SHORT TASK. Write the records below out in full, character for character, with no pictures.

RECORDS FOR THIS TASK.
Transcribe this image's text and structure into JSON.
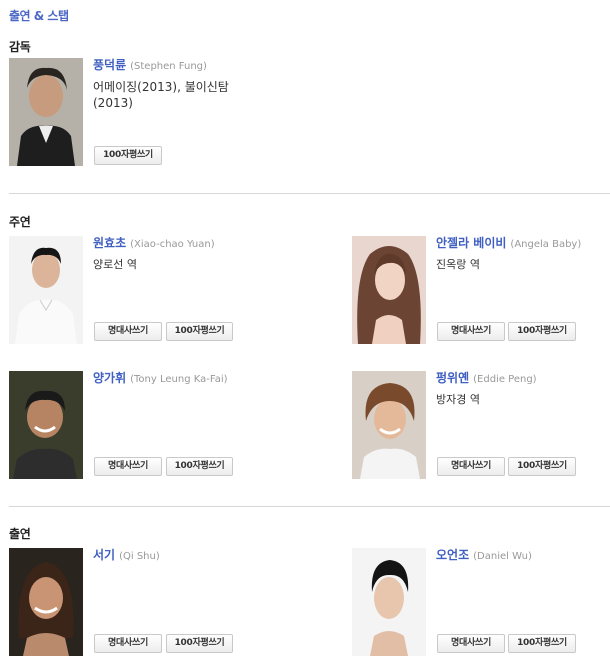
{
  "section_title": "출연 & 스탭",
  "groups": {
    "director": "감독",
    "lead": "주연",
    "cast": "출연"
  },
  "buttons": {
    "quote": "명대사쓰기",
    "review": "100자평쓰기"
  },
  "director": {
    "name": "풍덕륜",
    "en_name": "(Stephen Fung)",
    "works_line1": "어메이징(2013), 불이신탐",
    "works_line2": "(2013)"
  },
  "lead": [
    {
      "name": "원효초",
      "en_name": "(Xiao-chao Yuan)",
      "role": "양로선 역"
    },
    {
      "name": "안젤라 베이비",
      "en_name": "(Angela Baby)",
      "role": "진옥랑 역"
    },
    {
      "name": "양가휘",
      "en_name": "(Tony Leung Ka-Fai)",
      "role": ""
    },
    {
      "name": "펑위옌",
      "en_name": "(Eddie Peng)",
      "role": "방자경 역"
    }
  ],
  "cast": [
    {
      "name": "서기",
      "en_name": "(Qi Shu)",
      "role": ""
    },
    {
      "name": "오언조",
      "en_name": "(Daniel Wu)",
      "role": ""
    }
  ],
  "colors": {
    "accent": "#4a67c5",
    "name": "#3f5fc1",
    "divider": "#d8d8d8"
  }
}
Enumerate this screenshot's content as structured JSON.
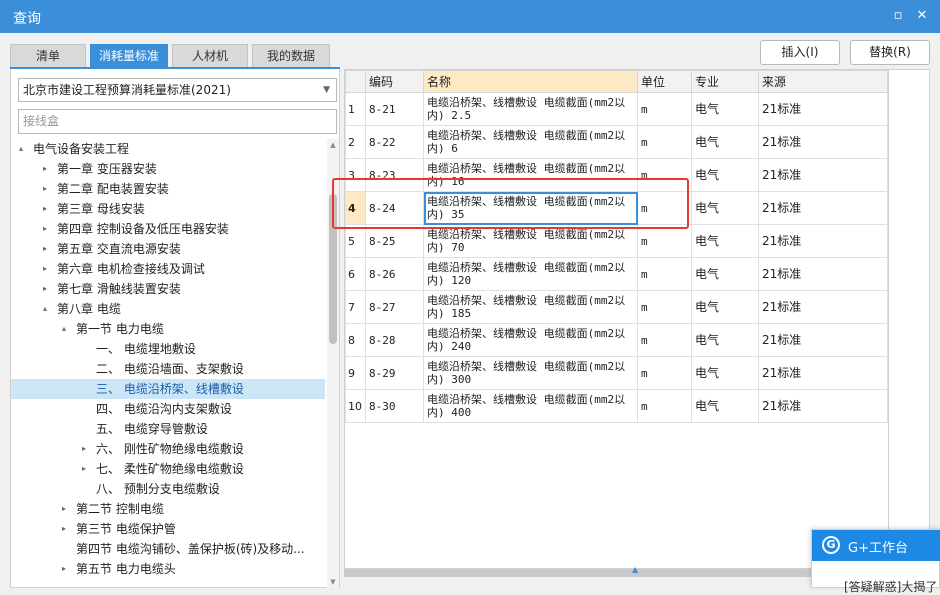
{
  "window": {
    "title": "查询",
    "minimize_icon": "minimize-icon",
    "close_icon": "close-icon"
  },
  "tabs": [
    {
      "label": "清单"
    },
    {
      "label": "消耗量标准"
    },
    {
      "label": "人材机"
    },
    {
      "label": "我的数据"
    }
  ],
  "toolbar": {
    "insert_label": "插入(I)",
    "replace_label": "替换(R)"
  },
  "left": {
    "standard_select": "北京市建设工程预算消耗量标准(2021)",
    "search_placeholder": "接线盒",
    "tree": [
      {
        "label": "电气设备安装工程",
        "exp": "▴"
      },
      {
        "label": "第一章 变压器安装",
        "exp": "▸"
      },
      {
        "label": "第二章 配电装置安装",
        "exp": "▸"
      },
      {
        "label": "第三章 母线安装",
        "exp": "▸"
      },
      {
        "label": "第四章 控制设备及低压电器安装",
        "exp": "▸"
      },
      {
        "label": "第五章 交直流电源安装",
        "exp": "▸"
      },
      {
        "label": "第六章 电机检查接线及调试",
        "exp": "▸"
      },
      {
        "label": "第七章 滑触线装置安装",
        "exp": "▸"
      },
      {
        "label": "第八章 电缆",
        "exp": "▴"
      },
      {
        "label": "第一节 电力电缆",
        "exp": "▴"
      },
      {
        "label": "一、 电缆埋地敷设",
        "exp": ""
      },
      {
        "label": "二、 电缆沿墙面、支架敷设",
        "exp": ""
      },
      {
        "label": "三、 电缆沿桥架、线槽敷设",
        "exp": ""
      },
      {
        "label": "四、 电缆沿沟内支架敷设",
        "exp": ""
      },
      {
        "label": "五、 电缆穿导管敷设",
        "exp": ""
      },
      {
        "label": "六、 刚性矿物绝缘电缆敷设",
        "exp": "▸"
      },
      {
        "label": "七、 柔性矿物绝缘电缆敷设",
        "exp": "▸"
      },
      {
        "label": "八、 预制分支电缆敷设",
        "exp": ""
      },
      {
        "label": "第二节 控制电缆",
        "exp": "▸"
      },
      {
        "label": "第三节 电缆保护管",
        "exp": "▸"
      },
      {
        "label": "第四节 电缆沟铺砂、盖保护板(砖)及移动...",
        "exp": ""
      },
      {
        "label": "第五节 电力电缆头",
        "exp": "▸"
      }
    ]
  },
  "grid": {
    "headers": [
      "",
      "编码",
      "名称",
      "单位",
      "专业",
      "来源"
    ],
    "rows": [
      {
        "idx": "1",
        "code": "8-21",
        "name1": "电缆沿桥架、线槽敷设 电缆截面(mm2以",
        "name2": "内) 2.5",
        "unit": "m",
        "major": "电气",
        "source": "21标准"
      },
      {
        "idx": "2",
        "code": "8-22",
        "name1": "电缆沿桥架、线槽敷设 电缆截面(mm2以",
        "name2": "内) 6",
        "unit": "m",
        "major": "电气",
        "source": "21标准"
      },
      {
        "idx": "3",
        "code": "8-23",
        "name1": "电缆沿桥架、线槽敷设 电缆截面(mm2以",
        "name2": "内) 16",
        "unit": "m",
        "major": "电气",
        "source": "21标准"
      },
      {
        "idx": "4",
        "code": "8-24",
        "name1": "电缆沿桥架、线槽敷设 电缆截面(mm2以",
        "name2": "内) 35",
        "unit": "m",
        "major": "电气",
        "source": "21标准"
      },
      {
        "idx": "5",
        "code": "8-25",
        "name1": "电缆沿桥架、线槽敷设 电缆截面(mm2以",
        "name2": "内) 70",
        "unit": "m",
        "major": "电气",
        "source": "21标准"
      },
      {
        "idx": "6",
        "code": "8-26",
        "name1": "电缆沿桥架、线槽敷设 电缆截面(mm2以",
        "name2": "内) 120",
        "unit": "m",
        "major": "电气",
        "source": "21标准"
      },
      {
        "idx": "7",
        "code": "8-27",
        "name1": "电缆沿桥架、线槽敷设 电缆截面(mm2以",
        "name2": "内) 185",
        "unit": "m",
        "major": "电气",
        "source": "21标准"
      },
      {
        "idx": "8",
        "code": "8-28",
        "name1": "电缆沿桥架、线槽敷设 电缆截面(mm2以",
        "name2": "内) 240",
        "unit": "m",
        "major": "电气",
        "source": "21标准"
      },
      {
        "idx": "9",
        "code": "8-29",
        "name1": "电缆沿桥架、线槽敷设 电缆截面(mm2以",
        "name2": "内) 300",
        "unit": "m",
        "major": "电气",
        "source": "21标准"
      },
      {
        "idx": "10",
        "code": "8-30",
        "name1": "电缆沿桥架、线槽敷设 电缆截面(mm2以",
        "name2": "内) 400",
        "unit": "m",
        "major": "电气",
        "source": "21标准"
      }
    ]
  },
  "gplus": {
    "title": "G+工作台",
    "message": "[答疑解惑]大揭了"
  },
  "colors": {
    "accent": "#3b8fd9",
    "highlight": "#e53935",
    "header_name_bg": "#fde9c3"
  }
}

PROBLEM SOLUTION.
Transcribe this image's text and structure into JSON.
{
  "section_title": "출연 & 스탭",
  "groups": {
    "director": "감독",
    "lead": "주연",
    "cast": "출연"
  },
  "buttons": {
    "quote": "명대사쓰기",
    "review": "100자평쓰기"
  },
  "director": {
    "name": "풍덕륜",
    "en_name": "(Stephen Fung)",
    "works_line1": "어메이징(2013), 불이신탐",
    "works_line2": "(2013)"
  },
  "lead": [
    {
      "name": "원효초",
      "en_name": "(Xiao-chao Yuan)",
      "role": "양로선 역"
    },
    {
      "name": "안젤라 베이비",
      "en_name": "(Angela Baby)",
      "role": "진옥랑 역"
    },
    {
      "name": "양가휘",
      "en_name": "(Tony Leung Ka-Fai)",
      "role": ""
    },
    {
      "name": "펑위옌",
      "en_name": "(Eddie Peng)",
      "role": "방자경 역"
    }
  ],
  "cast": [
    {
      "name": "서기",
      "en_name": "(Qi Shu)",
      "role": ""
    },
    {
      "name": "오언조",
      "en_name": "(Daniel Wu)",
      "role": ""
    }
  ],
  "colors": {
    "accent": "#4a67c5",
    "name": "#3f5fc1",
    "divider": "#d8d8d8"
  }
}
Enumerate this screenshot's content as structured JSON.
{
  "window": {
    "title": "查询",
    "minimize_icon": "minimize-icon",
    "close_icon": "close-icon"
  },
  "tabs": [
    {
      "label": "清单"
    },
    {
      "label": "消耗量标准"
    },
    {
      "label": "人材机"
    },
    {
      "label": "我的数据"
    }
  ],
  "toolbar": {
    "insert_label": "插入(I)",
    "replace_label": "替换(R)"
  },
  "left": {
    "standard_select": "北京市建设工程预算消耗量标准(2021)",
    "search_placeholder": "接线盒",
    "tree": [
      {
        "label": "电气设备安装工程",
        "exp": "▴"
      },
      {
        "label": "第一章 变压器安装",
        "exp": "▸"
      },
      {
        "label": "第二章 配电装置安装",
        "exp": "▸"
      },
      {
        "label": "第三章 母线安装",
        "exp": "▸"
      },
      {
        "label": "第四章 控制设备及低压电器安装",
        "exp": "▸"
      },
      {
        "label": "第五章 交直流电源安装",
        "exp": "▸"
      },
      {
        "label": "第六章 电机检查接线及调试",
        "exp": "▸"
      },
      {
        "label": "第七章 滑触线装置安装",
        "exp": "▸"
      },
      {
        "label": "第八章 电缆",
        "exp": "▴"
      },
      {
        "label": "第一节 电力电缆",
        "exp": "▴"
      },
      {
        "label": "一、 电缆埋地敷设",
        "exp": ""
      },
      {
        "label": "二、 电缆沿墙面、支架敷设",
        "exp": ""
      },
      {
        "label": "三、 电缆沿桥架、线槽敷设",
        "exp": ""
      },
      {
        "label": "四、 电缆沿沟内支架敷设",
        "exp": ""
      },
      {
        "label": "五、 电缆穿导管敷设",
        "exp": ""
      },
      {
        "label": "六、 刚性矿物绝缘电缆敷设",
        "exp": "▸"
      },
      {
        "label": "七、 柔性矿物绝缘电缆敷设",
        "exp": "▸"
      },
      {
        "label": "八、 预制分支电缆敷设",
        "exp": ""
      },
      {
        "label": "第二节 控制电缆",
        "exp": "▸"
      },
      {
        "label": "第三节 电缆保护管",
        "exp": "▸"
      },
      {
        "label": "第四节 电缆沟铺砂、盖保护板(砖)及移动...",
        "exp": ""
      },
      {
        "label": "第五节 电力电缆头",
        "exp": "▸"
      }
    ]
  },
  "grid": {
    "headers": [
      "",
      "编码",
      "名称",
      "单位",
      "专业",
      "来源"
    ],
    "rows": [
      {
        "idx": "1",
        "code": "8-21",
        "name1": "电缆沿桥架、线槽敷设 电缆截面(mm2以",
        "name2": "内) 2.5",
        "unit": "m",
        "major": "电气",
        "source": "21标准"
      },
      {
        "idx": "2",
        "code": "8-22",
        "name1": "电缆沿桥架、线槽敷设 电缆截面(mm2以",
        "name2": "内) 6",
        "unit": "m",
        "major": "电气",
        "source": "21标准"
      },
      {
        "idx": "3",
        "code": "8-23",
        "name1": "电缆沿桥架、线槽敷设 电缆截面(mm2以",
        "name2": "内) 16",
        "unit": "m",
        "major": "电气",
        "source": "21标准"
      },
      {
        "idx": "4",
        "code": "8-24",
        "name1": "电缆沿桥架、线槽敷设 电缆截面(mm2以",
        "name2": "内) 35",
        "unit": "m",
        "major": "电气",
        "source": "21标准"
      },
      {
        "idx": "5",
        "code": "8-25",
        "name1": "电缆沿桥架、线槽敷设 电缆截面(mm2以",
        "name2": "内) 70",
        "unit": "m",
        "major": "电气",
        "source": "21标准"
      },
      {
        "idx": "6",
        "code": "8-26",
        "name1": "电缆沿桥架、线槽敷设 电缆截面(mm2以",
        "name2": "内) 120",
        "unit": "m",
        "major": "电气",
        "source": "21标准"
      },
      {
        "idx": "7",
        "code": "8-27",
        "name1": "电缆沿桥架、线槽敷设 电缆截面(mm2以",
        "name2": "内) 185",
        "unit": "m",
        "major": "电气",
        "source": "21标准"
      },
      {
        "idx": "8",
        "code": "8-28",
        "name1": "电缆沿桥架、线槽敷设 电缆截面(mm2以",
        "name2": "内) 240",
        "unit": "m",
        "major": "电气",
        "source": "21标准"
      },
      {
        "idx": "9",
        "code": "8-29",
        "name1": "电缆沿桥架、线槽敷设 电缆截面(mm2以",
        "name2": "内) 300",
        "unit": "m",
        "major": "电气",
        "source": "21标准"
      },
      {
        "idx": "10",
        "code": "8-30",
        "name1": "电缆沿桥架、线槽敷设 电缆截面(mm2以",
        "name2": "内) 400",
        "unit": "m",
        "major": "电气",
        "source": "21标准"
      }
    ]
  },
  "gplus": {
    "title": "G+工作台",
    "message": "[答疑解惑]大揭了"
  },
  "colors": {
    "accent": "#3b8fd9",
    "highlight": "#e53935",
    "header_name_bg": "#fde9c3"
  }
}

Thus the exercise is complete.